══ Input data ══

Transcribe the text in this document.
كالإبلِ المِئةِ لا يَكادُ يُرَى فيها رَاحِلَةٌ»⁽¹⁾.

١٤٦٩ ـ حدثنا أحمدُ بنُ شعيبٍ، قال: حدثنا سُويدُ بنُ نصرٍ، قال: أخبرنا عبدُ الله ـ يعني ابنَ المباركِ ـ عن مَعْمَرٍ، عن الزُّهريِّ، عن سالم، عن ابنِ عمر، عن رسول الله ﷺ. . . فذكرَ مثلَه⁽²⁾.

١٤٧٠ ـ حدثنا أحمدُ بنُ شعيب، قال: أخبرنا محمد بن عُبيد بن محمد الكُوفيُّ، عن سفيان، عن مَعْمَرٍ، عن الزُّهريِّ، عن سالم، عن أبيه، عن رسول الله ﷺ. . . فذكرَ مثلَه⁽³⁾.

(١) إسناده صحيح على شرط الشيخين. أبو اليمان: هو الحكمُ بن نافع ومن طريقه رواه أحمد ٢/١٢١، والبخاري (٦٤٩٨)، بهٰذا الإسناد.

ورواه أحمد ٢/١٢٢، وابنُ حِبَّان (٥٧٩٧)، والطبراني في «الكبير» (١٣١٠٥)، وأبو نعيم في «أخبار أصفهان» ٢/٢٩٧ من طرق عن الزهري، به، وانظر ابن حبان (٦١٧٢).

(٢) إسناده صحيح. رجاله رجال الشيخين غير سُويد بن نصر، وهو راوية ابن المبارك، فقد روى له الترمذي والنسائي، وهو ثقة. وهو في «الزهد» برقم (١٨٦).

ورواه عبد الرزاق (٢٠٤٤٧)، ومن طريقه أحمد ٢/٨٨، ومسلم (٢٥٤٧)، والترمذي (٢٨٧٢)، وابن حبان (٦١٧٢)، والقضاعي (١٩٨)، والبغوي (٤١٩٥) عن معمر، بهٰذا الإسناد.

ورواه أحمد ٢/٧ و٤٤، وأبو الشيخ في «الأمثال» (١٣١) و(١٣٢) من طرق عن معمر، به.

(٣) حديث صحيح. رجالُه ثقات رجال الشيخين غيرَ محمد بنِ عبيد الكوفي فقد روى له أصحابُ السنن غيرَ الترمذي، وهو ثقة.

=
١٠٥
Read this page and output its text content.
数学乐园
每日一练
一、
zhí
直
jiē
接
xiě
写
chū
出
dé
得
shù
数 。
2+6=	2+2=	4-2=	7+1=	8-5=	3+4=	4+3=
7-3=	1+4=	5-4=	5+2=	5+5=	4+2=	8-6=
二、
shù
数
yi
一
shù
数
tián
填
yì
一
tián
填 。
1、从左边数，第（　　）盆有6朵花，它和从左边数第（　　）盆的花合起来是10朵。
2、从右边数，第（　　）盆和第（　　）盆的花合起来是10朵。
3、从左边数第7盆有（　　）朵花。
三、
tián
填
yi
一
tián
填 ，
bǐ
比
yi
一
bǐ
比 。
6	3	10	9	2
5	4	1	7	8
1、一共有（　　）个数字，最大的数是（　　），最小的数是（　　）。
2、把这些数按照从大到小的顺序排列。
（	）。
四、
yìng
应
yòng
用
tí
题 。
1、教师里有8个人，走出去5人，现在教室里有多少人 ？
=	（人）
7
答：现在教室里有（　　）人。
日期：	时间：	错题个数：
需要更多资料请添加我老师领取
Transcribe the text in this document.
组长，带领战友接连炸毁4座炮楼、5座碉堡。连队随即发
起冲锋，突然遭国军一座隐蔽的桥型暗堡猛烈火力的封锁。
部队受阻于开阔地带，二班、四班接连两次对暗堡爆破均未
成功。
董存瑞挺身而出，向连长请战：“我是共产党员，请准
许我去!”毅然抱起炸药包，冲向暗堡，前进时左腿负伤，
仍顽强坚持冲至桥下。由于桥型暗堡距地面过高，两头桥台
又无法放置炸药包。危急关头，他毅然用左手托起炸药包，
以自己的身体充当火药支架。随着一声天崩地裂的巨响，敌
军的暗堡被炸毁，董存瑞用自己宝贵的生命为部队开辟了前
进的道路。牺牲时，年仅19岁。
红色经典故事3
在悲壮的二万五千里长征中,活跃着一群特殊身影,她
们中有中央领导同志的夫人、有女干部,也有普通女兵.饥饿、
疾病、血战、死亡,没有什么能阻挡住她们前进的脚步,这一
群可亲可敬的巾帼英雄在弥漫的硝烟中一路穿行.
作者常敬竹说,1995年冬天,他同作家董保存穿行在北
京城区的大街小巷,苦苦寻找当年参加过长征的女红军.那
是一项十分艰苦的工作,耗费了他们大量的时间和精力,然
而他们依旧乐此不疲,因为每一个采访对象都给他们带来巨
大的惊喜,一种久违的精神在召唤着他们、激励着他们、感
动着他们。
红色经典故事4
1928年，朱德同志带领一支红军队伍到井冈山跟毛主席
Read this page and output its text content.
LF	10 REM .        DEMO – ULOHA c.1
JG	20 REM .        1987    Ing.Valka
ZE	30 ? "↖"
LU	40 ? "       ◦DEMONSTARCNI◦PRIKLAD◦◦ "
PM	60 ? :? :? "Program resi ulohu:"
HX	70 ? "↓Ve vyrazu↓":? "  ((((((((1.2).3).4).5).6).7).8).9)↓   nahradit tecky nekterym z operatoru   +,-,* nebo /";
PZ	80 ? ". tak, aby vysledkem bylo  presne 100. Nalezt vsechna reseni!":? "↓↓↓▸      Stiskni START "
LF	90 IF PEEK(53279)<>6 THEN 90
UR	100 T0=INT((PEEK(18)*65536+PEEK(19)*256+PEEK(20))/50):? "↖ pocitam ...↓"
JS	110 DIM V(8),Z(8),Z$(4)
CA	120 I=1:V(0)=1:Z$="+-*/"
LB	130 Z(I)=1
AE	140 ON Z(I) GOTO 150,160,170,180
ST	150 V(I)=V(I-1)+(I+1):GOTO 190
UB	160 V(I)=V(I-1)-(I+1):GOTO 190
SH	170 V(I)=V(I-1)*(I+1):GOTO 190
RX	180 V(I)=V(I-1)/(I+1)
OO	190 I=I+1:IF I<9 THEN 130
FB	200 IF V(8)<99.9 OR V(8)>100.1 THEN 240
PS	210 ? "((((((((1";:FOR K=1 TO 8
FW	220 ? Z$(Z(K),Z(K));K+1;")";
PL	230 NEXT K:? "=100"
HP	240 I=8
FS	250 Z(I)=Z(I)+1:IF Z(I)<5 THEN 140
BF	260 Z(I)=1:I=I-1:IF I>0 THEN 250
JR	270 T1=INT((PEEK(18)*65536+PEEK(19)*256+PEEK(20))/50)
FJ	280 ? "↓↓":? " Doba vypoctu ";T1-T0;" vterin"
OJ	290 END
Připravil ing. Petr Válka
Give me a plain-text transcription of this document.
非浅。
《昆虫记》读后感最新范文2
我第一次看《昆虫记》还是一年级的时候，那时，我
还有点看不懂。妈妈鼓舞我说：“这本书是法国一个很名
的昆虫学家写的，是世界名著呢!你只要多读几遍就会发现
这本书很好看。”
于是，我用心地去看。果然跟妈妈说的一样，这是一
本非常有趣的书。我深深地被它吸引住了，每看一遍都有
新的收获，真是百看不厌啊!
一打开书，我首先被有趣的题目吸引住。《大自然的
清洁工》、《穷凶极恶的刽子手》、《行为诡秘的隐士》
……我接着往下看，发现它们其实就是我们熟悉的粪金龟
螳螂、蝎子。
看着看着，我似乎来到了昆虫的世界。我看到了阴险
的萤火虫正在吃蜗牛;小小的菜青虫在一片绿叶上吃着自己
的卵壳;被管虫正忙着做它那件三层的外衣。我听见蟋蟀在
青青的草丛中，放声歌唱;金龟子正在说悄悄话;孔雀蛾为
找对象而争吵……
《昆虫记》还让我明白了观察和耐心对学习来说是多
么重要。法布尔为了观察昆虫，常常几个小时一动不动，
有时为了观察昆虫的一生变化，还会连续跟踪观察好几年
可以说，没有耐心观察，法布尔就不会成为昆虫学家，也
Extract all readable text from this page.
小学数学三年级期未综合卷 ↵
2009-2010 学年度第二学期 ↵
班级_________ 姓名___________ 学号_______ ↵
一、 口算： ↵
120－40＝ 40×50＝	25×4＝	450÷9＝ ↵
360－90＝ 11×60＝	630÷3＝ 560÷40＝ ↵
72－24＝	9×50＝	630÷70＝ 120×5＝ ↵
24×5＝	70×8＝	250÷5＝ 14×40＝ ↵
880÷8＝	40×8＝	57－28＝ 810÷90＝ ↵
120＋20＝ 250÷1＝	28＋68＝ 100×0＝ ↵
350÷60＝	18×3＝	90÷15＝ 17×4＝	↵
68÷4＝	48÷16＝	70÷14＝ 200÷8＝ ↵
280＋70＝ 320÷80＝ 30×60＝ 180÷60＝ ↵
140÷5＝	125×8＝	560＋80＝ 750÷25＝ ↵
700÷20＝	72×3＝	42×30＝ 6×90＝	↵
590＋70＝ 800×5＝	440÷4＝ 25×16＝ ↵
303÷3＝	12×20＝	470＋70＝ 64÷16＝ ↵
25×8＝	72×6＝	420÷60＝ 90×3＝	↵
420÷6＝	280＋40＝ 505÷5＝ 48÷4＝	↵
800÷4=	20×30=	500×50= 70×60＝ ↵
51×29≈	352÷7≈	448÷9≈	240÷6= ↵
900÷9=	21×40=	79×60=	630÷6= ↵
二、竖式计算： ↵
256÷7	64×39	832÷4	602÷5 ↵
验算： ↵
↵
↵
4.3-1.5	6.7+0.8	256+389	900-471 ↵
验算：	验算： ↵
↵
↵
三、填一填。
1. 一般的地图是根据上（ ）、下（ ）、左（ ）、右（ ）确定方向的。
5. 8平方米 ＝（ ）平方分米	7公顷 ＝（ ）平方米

═══

-- Task statement --
Using the listing above, say how many of its lines contain the string "وأبو", giving nothing but the figure.

-- Solution to the exercise --
2